** BEGIN Records for this exercise **

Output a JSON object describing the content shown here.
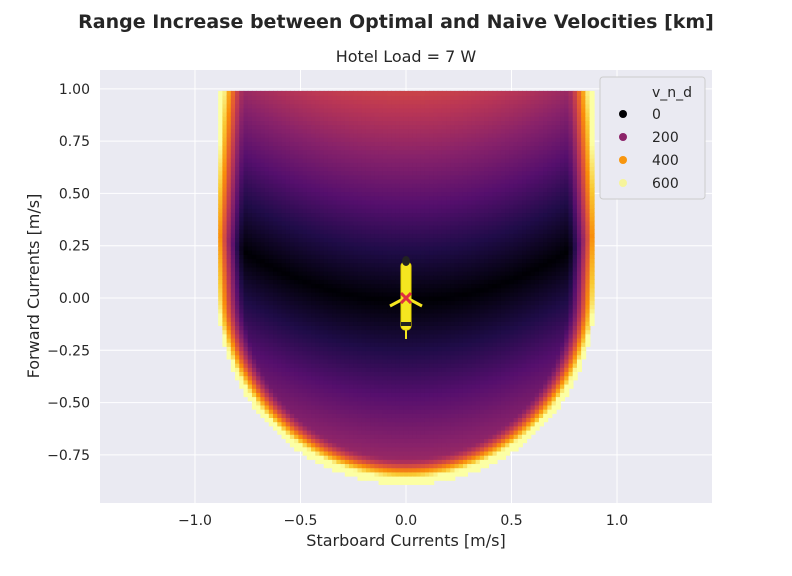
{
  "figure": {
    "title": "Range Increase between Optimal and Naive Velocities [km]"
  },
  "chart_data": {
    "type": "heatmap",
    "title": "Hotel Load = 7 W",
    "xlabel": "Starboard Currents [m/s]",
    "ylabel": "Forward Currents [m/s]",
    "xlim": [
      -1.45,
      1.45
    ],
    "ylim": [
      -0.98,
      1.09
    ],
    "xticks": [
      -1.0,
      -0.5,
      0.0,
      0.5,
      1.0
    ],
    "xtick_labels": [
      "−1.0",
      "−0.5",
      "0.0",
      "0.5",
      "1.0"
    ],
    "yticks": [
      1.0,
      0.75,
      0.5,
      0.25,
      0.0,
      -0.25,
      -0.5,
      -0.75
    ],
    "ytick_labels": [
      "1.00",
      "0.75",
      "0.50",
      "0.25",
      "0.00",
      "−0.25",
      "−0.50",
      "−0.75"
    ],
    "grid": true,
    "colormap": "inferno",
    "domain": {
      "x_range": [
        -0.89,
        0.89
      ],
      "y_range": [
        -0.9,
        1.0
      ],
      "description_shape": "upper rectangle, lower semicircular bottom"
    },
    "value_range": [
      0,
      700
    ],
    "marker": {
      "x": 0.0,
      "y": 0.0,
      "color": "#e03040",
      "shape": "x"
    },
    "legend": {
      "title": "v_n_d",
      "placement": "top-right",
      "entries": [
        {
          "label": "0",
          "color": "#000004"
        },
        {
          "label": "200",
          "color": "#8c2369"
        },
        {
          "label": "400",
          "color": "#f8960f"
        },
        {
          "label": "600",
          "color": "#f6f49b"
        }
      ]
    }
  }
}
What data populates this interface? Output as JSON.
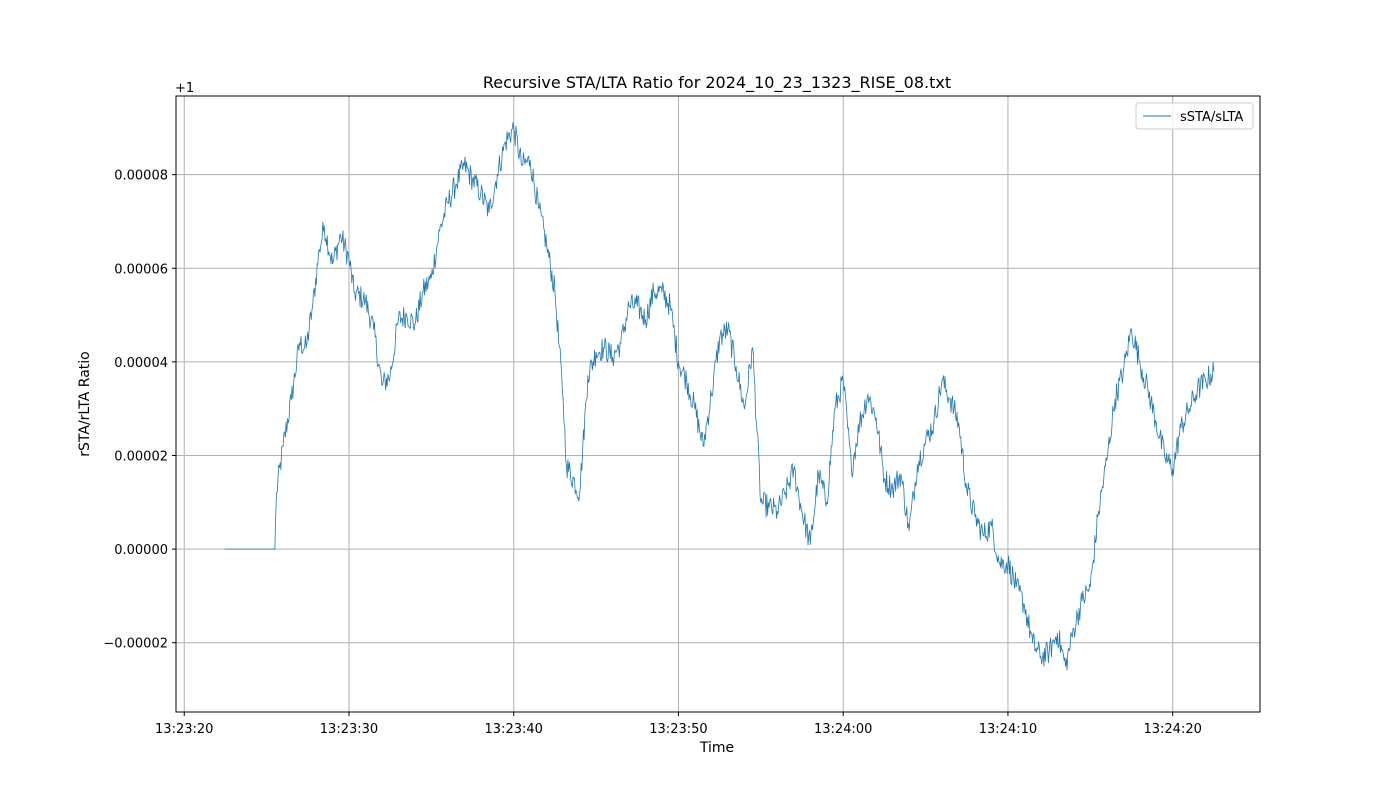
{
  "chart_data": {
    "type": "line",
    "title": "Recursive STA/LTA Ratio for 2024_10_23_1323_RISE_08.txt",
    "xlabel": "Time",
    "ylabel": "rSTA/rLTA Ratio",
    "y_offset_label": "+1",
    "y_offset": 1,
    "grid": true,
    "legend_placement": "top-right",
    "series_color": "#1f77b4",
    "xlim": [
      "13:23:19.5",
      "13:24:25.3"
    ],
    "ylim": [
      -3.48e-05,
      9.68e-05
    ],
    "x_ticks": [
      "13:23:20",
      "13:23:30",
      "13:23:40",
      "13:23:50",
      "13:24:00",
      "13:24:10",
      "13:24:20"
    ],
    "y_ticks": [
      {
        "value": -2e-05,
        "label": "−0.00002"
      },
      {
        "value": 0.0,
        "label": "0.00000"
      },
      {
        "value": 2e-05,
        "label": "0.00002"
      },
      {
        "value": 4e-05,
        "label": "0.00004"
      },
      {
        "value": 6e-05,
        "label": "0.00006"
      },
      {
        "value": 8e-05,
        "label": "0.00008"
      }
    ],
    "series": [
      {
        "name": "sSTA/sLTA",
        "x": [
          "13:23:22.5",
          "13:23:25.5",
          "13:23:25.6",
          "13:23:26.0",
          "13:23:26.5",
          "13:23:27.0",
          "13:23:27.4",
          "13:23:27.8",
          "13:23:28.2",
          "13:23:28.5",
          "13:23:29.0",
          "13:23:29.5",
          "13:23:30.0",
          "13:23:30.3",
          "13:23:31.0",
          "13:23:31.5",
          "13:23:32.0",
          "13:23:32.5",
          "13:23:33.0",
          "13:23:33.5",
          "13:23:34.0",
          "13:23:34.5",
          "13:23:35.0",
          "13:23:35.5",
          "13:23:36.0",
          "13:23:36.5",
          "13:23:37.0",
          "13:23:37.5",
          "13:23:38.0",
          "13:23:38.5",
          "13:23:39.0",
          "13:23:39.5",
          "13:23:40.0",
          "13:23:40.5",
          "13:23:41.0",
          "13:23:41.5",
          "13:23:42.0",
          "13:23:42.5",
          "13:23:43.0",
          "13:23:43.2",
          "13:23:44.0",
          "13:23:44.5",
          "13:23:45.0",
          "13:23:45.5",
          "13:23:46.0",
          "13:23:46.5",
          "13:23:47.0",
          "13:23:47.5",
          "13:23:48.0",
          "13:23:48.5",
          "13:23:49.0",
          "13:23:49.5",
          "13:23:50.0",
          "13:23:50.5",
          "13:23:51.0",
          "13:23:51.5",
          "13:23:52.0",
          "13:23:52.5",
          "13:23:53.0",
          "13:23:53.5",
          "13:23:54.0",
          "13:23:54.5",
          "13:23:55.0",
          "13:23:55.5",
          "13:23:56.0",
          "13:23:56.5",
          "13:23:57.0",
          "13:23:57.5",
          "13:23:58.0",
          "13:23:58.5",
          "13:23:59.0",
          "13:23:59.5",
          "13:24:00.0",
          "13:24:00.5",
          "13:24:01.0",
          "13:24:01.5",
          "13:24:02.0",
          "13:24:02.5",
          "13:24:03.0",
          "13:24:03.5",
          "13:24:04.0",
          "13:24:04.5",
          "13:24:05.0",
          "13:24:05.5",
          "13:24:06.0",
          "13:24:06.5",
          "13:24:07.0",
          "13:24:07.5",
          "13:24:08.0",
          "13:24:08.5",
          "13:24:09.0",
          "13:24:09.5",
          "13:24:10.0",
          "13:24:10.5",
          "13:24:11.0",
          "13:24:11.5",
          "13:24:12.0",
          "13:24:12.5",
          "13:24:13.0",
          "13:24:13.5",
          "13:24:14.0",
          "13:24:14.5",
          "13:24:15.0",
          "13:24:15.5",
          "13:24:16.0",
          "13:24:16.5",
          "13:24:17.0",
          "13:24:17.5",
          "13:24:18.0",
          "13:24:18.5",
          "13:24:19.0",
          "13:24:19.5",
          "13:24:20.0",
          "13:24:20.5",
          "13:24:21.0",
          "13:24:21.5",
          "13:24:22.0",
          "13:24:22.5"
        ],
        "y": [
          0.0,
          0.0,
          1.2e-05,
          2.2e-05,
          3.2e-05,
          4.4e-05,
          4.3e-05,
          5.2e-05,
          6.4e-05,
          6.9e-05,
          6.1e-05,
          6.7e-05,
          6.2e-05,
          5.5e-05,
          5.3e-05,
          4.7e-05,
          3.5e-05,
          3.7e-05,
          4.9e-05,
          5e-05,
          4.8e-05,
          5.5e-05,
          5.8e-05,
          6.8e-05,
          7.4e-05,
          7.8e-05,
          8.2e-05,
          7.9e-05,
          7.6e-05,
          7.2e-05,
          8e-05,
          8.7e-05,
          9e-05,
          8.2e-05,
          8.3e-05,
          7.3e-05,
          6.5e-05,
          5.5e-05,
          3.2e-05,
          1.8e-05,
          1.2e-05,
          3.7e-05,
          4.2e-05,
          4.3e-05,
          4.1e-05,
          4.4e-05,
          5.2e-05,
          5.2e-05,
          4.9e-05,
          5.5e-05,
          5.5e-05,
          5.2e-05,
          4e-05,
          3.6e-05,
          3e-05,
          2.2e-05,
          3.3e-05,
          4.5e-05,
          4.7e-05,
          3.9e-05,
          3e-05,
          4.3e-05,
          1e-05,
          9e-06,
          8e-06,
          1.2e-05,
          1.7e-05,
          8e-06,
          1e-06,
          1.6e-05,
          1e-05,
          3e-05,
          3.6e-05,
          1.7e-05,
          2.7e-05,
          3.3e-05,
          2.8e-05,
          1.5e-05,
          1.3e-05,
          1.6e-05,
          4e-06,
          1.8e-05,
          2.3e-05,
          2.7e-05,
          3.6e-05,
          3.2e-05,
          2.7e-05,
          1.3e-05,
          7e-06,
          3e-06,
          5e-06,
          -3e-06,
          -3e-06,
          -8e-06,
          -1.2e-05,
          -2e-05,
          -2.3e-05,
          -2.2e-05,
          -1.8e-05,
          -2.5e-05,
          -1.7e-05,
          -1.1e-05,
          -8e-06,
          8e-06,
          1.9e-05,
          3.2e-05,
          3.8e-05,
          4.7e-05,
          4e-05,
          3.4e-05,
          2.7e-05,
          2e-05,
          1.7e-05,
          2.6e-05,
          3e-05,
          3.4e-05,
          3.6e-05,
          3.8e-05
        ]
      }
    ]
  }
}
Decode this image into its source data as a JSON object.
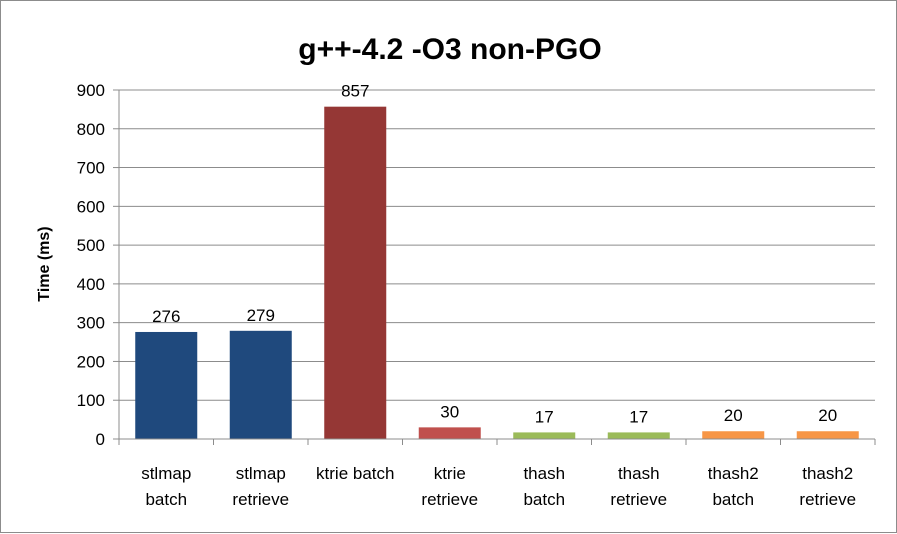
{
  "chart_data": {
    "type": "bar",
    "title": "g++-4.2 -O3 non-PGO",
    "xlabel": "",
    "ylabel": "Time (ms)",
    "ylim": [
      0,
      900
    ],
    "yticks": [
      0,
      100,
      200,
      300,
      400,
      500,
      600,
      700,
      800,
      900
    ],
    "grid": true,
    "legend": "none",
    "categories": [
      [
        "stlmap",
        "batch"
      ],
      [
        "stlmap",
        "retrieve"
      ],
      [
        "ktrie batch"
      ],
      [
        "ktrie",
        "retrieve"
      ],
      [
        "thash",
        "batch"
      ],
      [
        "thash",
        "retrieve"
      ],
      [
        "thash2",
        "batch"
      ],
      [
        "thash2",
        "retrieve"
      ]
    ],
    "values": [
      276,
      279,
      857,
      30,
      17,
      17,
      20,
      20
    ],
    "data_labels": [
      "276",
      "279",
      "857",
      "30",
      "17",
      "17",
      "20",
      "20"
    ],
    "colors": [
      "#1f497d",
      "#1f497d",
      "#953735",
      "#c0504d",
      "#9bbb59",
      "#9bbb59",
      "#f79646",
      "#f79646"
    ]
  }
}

** END Records for this exercise **

▸ **Your objective**: Say, as a bare number, how many lines in the entries above include the string "Currents".

▸ **Written solution**: 2